- _Supplied text_
== == ==
Open freinold opened 3 months ago

freinold commented 3 months ago

System Info

Image: v1.2 CPU Model used: jinaai/jina-embeddings-v2-base-de Deployment: Docker / RH OpenShift

Information

Tasks

Reproduction

  1. Run the CPU image with following compose.yaml
    version: '3.8'
    name: test-tei
    services:
    tei:
    image: ghcr.io/huggingface/text-embeddings-inference:cpu-1.2
    command: ["--tokenization-workers", "1"]
    environment:
      MODEL_ID: "jinaai/jina-embeddings-v2-base-de"
      REVISION: "5078d9924a7b3bdd9556928fcfc08b8de041bfc1"
      MAX_CLIENT_BATCH_SIZE: 64
    volumes:
      - ./tei-docker-data:/data
    ports:
      - "8081:80"
  2. Monitor memory usage (e.g. via Docker Desktop)
  3. After downloading model and log line INFO text_embeddings_backend_candle: backends/candle/src/lib.rs:121: Starting JinaBertModel model on Cpu, memory spikes to >8GB for a second
  4. Memory usage after startup is down to <4GB and stays there

Expected behavior

The Container should not produce big memory spikes only during model load that can cause resource errors. Otherwise Kubernetes Deployments may need to provision double the resources really needed for inference for each container, leading to a huge amount of unused memory capacity.

I tried to deploy this to a RH OpenShift cluster with hard pod memory limits of 4GB and failed because of this, although after startup the container never needs more than 4GB of memory for handling requests and inference, only on startup.

freinold commented 3 months ago

This is probably related to the Implementation of JinaBert. When trying a model with another architecture like intfloat/multilingual-e5-large, i don't get this behavior.
== == ==
- _Task instructions_
1) Duplicate the bug report word for word, starting with "MAX_CLIENT_BATCH_SIZE: 64" and going on through "unused memory capacity.".
2) In the bug report, what hard pod memory limit did the RH OpenShift cluster have?

- _Extracted information_
== == ==
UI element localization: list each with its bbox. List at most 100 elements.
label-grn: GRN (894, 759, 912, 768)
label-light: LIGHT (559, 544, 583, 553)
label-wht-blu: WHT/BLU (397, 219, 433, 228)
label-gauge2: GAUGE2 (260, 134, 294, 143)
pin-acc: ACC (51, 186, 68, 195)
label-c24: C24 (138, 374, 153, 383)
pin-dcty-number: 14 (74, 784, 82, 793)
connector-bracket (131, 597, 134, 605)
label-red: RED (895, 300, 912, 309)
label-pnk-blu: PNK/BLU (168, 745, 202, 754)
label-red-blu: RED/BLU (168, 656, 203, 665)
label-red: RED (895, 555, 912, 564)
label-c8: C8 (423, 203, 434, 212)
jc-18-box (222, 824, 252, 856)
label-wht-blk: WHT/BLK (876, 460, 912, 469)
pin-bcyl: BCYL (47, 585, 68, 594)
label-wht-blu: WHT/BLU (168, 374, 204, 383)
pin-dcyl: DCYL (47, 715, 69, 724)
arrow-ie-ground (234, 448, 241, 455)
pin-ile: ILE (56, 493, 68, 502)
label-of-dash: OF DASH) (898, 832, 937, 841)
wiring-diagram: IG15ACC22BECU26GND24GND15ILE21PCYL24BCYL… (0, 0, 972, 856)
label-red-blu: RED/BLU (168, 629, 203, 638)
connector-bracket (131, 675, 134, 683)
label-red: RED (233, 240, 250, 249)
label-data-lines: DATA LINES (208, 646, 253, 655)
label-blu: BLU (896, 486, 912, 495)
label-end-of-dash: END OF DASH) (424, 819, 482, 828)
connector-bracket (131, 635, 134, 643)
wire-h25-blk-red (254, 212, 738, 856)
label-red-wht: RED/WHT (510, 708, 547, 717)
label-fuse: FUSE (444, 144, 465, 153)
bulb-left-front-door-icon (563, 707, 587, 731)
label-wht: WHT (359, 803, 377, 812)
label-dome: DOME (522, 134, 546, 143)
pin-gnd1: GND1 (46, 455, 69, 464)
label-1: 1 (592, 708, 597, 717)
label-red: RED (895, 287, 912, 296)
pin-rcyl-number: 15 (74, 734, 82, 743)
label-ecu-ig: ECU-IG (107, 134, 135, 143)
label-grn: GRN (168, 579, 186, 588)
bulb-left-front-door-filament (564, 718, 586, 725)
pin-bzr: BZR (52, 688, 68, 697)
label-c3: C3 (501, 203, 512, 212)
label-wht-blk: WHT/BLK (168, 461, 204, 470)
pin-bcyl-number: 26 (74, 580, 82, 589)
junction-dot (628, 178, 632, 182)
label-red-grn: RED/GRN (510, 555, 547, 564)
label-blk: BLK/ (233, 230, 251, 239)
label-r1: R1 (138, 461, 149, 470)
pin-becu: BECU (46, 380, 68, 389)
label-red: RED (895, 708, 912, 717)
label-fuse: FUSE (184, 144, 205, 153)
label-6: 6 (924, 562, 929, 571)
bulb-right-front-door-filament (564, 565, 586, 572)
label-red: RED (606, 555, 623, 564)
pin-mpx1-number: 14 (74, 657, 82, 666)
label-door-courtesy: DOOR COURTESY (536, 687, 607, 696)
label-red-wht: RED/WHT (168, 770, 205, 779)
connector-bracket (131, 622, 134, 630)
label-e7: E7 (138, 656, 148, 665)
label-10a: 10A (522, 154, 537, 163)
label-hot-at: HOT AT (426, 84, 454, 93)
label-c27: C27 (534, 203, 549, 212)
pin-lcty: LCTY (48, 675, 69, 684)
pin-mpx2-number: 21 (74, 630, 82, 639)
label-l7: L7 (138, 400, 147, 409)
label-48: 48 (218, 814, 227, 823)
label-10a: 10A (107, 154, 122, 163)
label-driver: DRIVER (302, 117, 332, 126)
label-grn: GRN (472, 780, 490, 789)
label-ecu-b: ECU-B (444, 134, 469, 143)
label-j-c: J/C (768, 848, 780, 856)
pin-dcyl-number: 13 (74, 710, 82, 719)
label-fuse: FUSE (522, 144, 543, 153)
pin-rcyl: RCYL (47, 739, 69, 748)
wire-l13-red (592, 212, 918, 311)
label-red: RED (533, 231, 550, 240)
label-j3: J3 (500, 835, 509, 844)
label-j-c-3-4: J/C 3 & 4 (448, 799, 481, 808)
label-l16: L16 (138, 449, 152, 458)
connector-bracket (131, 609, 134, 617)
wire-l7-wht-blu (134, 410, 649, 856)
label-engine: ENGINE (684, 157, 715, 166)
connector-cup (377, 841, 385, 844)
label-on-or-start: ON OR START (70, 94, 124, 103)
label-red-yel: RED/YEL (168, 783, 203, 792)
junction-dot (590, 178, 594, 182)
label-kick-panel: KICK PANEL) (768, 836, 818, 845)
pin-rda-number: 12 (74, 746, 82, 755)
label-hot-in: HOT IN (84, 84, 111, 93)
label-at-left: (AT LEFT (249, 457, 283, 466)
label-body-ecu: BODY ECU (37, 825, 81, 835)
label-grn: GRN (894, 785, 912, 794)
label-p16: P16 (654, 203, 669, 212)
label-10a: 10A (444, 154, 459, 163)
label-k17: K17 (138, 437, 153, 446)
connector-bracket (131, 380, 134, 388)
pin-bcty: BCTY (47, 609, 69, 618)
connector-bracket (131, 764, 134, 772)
== == ==
- _Solution list_
1)
MAX_CLIENT_BATCH_SIZE: 64
    volumes:
      - ./tei-docker-data:/data
    ports:
      - "8081:80"
  2. Monitor memory usage (e.g. via Docker Desktop)
  3. After downloading model and log line INFO text_embeddings_backend_candle: backends/candle/src/lib.rs:121: Starting JinaBertModel model on Cpu, memory spikes to >8GB for a second
  4. Memory usage after startup is down to <4GB and stays there

Expected behavior

The Container should not produce big memory spikes only during model load that can cause resource errors. Otherwise Kubernetes Deployments may need to provision double the resources really needed for inference for each container, leading to a huge amount of unused memory capacity.

2) 4GB